_Dataset entries_
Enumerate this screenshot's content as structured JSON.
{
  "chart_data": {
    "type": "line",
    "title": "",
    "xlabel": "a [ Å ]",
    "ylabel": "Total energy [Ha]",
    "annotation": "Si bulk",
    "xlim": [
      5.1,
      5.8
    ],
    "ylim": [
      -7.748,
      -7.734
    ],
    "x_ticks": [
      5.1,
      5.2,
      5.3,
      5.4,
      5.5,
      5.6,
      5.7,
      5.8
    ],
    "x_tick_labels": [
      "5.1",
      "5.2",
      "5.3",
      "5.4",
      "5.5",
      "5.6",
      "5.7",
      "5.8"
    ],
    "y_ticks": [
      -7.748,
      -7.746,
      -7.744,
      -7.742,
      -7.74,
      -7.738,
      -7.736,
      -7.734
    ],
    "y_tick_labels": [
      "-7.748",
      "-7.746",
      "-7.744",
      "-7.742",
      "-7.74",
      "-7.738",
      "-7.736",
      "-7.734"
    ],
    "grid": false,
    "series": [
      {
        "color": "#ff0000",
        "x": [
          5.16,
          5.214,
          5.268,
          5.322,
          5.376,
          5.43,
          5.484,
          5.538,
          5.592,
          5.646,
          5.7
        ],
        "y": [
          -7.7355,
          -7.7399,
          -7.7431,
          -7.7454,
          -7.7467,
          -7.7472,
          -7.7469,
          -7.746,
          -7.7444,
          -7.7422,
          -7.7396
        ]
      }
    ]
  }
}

_Problem to solve_
All of the entries above need to be reproduced exactly.

_Result_
Enumerate this screenshot's content as structured JSON.
{
  "chart_data": {
    "type": "line",
    "title": "",
    "xlabel": "a [ Å ]",
    "ylabel": "Total energy [Ha]",
    "annotation": "Si bulk",
    "xlim": [
      5.1,
      5.8
    ],
    "ylim": [
      -7.748,
      -7.734
    ],
    "x_ticks": [
      5.1,
      5.2,
      5.3,
      5.4,
      5.5,
      5.6,
      5.7,
      5.8
    ],
    "x_tick_labels": [
      "5.1",
      "5.2",
      "5.3",
      "5.4",
      "5.5",
      "5.6",
      "5.7",
      "5.8"
    ],
    "y_ticks": [
      -7.748,
      -7.746,
      -7.744,
      -7.742,
      -7.74,
      -7.738,
      -7.736,
      -7.734
    ],
    "y_tick_labels": [
      "-7.748",
      "-7.746",
      "-7.744",
      "-7.742",
      "-7.74",
      "-7.738",
      "-7.736",
      "-7.734"
    ],
    "grid": false,
    "series": [
      {
        "color": "#ff0000",
        "x": [
          5.16,
          5.214,
          5.268,
          5.322,
          5.376,
          5.43,
          5.484,
          5.538,
          5.592,
          5.646,
          5.7
        ],
        "y": [
          -7.7355,
          -7.7399,
          -7.7431,
          -7.7454,
          -7.7467,
          -7.7472,
          -7.7469,
          -7.746,
          -7.7444,
          -7.7422,
          -7.7396
        ]
      }
    ]
  }
}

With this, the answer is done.